### [SHORT TASK]
Beginning at the line that contains "Convert this document image to plain text.", transcribe the remaining lines of the listing exactly; include the final line and omit everything before.

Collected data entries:
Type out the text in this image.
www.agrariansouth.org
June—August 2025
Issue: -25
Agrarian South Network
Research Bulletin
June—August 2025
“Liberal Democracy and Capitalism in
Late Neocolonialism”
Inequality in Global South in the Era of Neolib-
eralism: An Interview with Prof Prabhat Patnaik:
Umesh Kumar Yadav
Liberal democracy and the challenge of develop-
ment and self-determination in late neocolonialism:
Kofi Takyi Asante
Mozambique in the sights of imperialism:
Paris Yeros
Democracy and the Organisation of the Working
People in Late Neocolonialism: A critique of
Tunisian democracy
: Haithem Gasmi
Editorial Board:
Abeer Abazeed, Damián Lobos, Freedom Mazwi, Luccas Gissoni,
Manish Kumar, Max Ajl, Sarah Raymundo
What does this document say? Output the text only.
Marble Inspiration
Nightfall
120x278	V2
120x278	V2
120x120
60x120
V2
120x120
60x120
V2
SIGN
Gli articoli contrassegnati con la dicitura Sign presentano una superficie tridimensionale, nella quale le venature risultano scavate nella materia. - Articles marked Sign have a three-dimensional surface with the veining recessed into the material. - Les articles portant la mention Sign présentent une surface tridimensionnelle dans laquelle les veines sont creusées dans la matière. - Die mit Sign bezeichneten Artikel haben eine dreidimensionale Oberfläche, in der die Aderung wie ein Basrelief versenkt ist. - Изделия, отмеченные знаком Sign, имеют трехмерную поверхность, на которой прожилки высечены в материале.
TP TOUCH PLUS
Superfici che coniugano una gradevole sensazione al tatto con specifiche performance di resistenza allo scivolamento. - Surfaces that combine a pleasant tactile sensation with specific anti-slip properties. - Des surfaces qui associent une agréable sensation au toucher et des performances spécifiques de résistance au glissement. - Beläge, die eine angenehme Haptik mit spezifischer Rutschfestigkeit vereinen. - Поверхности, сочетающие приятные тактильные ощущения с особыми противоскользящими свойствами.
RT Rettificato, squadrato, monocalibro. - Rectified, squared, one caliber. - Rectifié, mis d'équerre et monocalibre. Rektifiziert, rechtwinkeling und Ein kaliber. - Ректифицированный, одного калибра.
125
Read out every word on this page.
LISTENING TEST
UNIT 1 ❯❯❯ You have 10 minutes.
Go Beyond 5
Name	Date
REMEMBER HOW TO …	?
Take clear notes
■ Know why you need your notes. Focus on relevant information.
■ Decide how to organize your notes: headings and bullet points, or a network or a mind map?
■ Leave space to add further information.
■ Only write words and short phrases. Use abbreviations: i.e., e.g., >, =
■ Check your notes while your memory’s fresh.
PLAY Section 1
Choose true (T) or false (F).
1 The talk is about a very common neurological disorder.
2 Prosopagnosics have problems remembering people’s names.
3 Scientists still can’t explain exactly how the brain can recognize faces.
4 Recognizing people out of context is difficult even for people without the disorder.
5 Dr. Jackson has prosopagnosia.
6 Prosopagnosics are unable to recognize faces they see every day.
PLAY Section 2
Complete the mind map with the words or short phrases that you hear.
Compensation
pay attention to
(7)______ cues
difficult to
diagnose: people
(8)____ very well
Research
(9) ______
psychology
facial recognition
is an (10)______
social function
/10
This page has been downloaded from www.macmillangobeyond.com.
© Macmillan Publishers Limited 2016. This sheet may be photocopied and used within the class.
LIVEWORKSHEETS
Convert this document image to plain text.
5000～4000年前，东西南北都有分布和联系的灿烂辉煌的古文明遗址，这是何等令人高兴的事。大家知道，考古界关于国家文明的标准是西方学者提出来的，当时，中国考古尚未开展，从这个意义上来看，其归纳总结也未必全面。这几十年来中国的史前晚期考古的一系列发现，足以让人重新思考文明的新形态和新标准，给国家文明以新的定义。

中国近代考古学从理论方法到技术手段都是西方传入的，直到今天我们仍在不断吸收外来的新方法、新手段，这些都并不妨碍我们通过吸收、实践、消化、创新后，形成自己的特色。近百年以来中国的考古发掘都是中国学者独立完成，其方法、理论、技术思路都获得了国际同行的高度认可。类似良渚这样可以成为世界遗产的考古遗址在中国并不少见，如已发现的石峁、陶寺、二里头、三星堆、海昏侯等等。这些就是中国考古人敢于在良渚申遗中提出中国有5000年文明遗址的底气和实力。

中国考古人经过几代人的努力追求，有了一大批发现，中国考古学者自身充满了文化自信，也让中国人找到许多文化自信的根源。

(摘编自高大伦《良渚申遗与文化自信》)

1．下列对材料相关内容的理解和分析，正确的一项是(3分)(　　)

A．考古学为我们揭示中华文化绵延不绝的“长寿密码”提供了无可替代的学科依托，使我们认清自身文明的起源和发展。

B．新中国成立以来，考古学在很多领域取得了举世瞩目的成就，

### [THE COMPLETED TASK]
Convert this document image to plain text.
5000～4000年前，东西南北都有分布和联系的灿烂辉煌的古文明遗址，这是何等令人高兴的事。大家知道，考古界关于国家文明的标准是西方学者提出来的，当时，中国考古尚未开展，从这个意义上来看，其归纳总结也未必全面。这几十年来中国的史前晚期考古的一系列发现，足以让人重新思考文明的新形态和新标准，给国家文明以新的定义。

中国近代考古学从理论方法到技术手段都是西方传入的，直到今天我们仍在不断吸收外来的新方法、新手段，这些都并不妨碍我们通过吸收、实践、消化、创新后，形成自己的特色。近百年以来中国的考古发掘都是中国学者独立完成，其方法、理论、技术思路都获得了国际同行的高度认可。类似良渚这样可以成为世界遗产的考古遗址在中国并不少见，如已发现的石峁、陶寺、二里头、三星堆、海昏侯等等。这些就是中国考古人敢于在良渚申遗中提出中国有5000年文明遗址的底气和实力。

中国考古人经过几代人的努力追求，有了一大批发现，中国考古学者自身充满了文化自信，也让中国人找到许多文化自信的根源。

(摘编自高大伦《良渚申遗与文化自信》)

1．下列对材料相关内容的理解和分析，正确的一项是(3分)(　　)

A．考古学为我们揭示中华文化绵延不绝的“长寿密码”提供了无可替代的学科依托，使我们认清自身文明的起源和发展。

B．新中国成立以来，考古学在很多领域取得了举世瞩目的成就，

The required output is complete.